Every line that contains the word "EMERGENCY" should be copied out.
────────────────────────────────────────
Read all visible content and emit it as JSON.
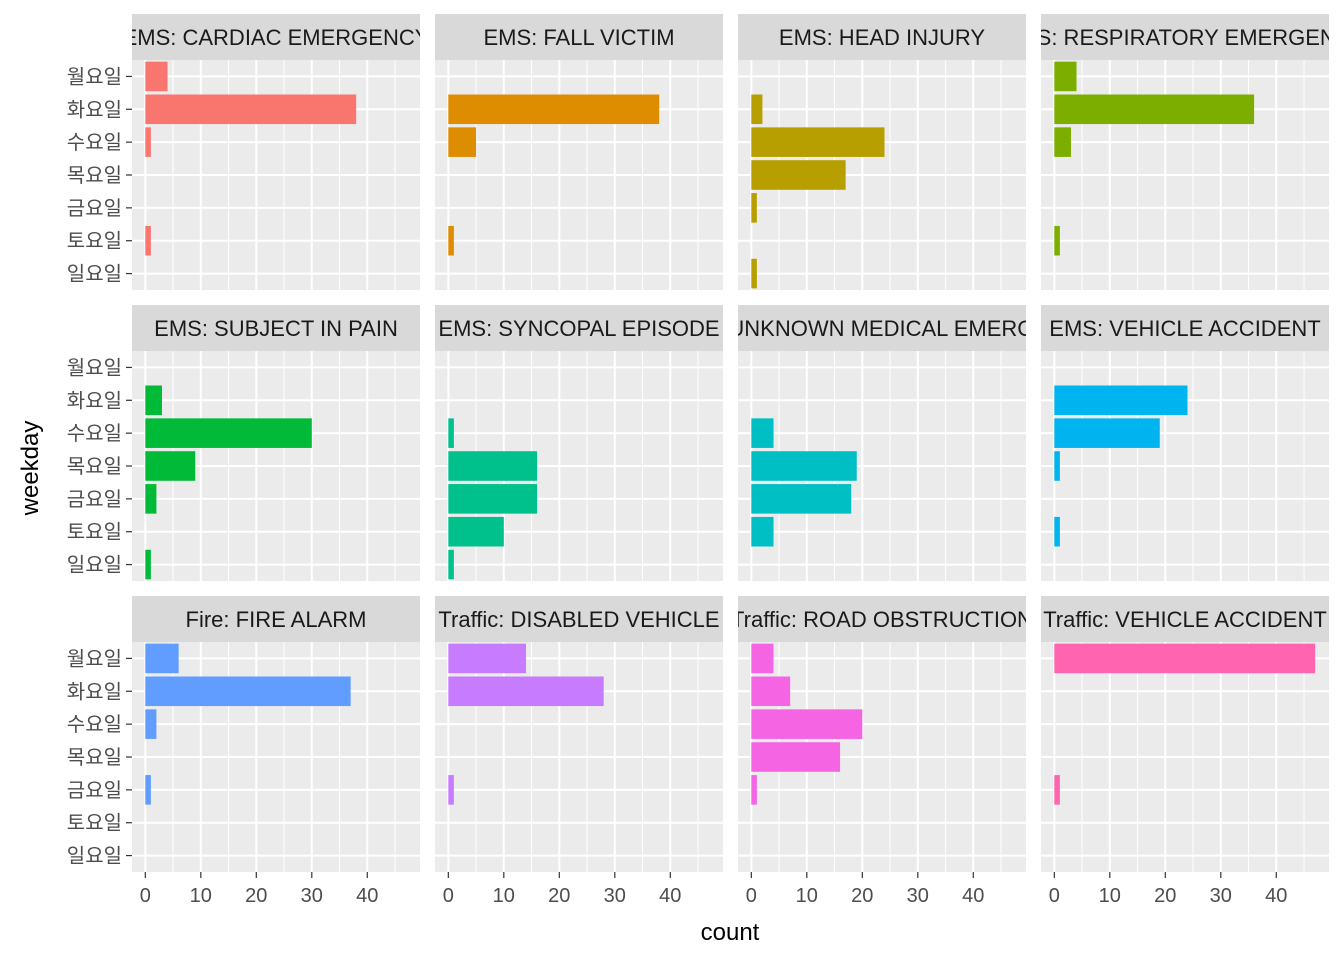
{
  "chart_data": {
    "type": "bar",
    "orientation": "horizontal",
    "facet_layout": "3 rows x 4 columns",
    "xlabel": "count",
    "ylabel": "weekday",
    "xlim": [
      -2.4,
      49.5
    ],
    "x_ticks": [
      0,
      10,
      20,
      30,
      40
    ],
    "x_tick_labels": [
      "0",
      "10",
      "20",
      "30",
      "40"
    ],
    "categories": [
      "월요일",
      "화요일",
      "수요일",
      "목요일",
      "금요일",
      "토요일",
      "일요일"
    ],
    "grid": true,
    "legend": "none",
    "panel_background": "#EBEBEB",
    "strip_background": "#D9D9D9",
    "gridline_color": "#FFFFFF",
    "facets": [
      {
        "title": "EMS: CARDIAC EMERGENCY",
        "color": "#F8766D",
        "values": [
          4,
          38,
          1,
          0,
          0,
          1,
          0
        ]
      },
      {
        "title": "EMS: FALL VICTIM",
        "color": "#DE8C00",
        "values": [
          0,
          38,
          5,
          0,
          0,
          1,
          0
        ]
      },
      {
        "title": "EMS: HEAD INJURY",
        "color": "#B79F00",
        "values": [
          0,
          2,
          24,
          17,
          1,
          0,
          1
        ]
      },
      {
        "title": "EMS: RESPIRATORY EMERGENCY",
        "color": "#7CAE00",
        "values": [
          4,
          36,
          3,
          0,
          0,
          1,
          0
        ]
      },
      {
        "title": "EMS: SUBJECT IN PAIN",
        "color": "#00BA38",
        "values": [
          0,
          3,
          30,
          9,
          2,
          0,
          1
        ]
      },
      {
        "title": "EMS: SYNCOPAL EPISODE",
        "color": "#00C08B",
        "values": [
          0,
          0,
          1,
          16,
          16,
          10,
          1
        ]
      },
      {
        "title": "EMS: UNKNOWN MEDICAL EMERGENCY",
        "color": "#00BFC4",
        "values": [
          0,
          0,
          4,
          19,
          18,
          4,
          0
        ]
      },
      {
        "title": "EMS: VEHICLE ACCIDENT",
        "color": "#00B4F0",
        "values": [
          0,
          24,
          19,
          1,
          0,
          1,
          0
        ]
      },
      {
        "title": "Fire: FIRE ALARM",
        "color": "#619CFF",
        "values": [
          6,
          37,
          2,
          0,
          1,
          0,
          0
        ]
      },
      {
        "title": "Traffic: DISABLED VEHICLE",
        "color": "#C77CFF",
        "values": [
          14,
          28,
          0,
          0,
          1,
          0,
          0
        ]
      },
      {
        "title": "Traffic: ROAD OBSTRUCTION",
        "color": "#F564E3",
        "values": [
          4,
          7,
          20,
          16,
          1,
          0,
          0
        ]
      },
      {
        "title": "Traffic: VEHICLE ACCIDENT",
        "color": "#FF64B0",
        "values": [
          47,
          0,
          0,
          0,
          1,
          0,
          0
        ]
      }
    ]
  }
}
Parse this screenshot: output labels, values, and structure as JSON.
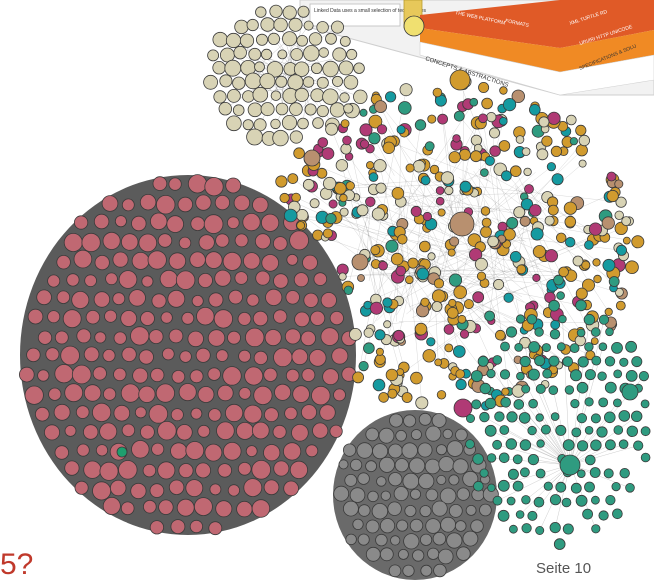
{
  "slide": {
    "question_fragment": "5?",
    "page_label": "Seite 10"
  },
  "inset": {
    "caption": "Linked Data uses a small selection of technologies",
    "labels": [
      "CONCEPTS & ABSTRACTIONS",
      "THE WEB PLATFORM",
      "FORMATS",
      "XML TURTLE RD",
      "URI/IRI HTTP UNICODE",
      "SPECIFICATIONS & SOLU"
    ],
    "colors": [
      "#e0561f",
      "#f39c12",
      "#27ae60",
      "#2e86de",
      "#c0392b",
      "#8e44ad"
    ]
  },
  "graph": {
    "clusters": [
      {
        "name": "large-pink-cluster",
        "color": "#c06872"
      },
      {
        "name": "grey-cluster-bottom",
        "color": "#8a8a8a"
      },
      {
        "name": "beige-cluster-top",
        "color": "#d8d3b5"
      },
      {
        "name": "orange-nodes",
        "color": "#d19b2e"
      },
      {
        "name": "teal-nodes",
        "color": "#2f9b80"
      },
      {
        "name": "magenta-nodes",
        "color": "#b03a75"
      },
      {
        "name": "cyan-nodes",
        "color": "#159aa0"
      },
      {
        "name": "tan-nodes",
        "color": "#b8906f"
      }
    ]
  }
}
────────────────────────────────────────
RESULT>
        "title": "EMS: CARDIAC EMERGENCY",
        "title": "EMS: RESPIRATORY EMERGENCY",
        "title": "EMS: UNKNOWN MEDICAL EMERGENCY",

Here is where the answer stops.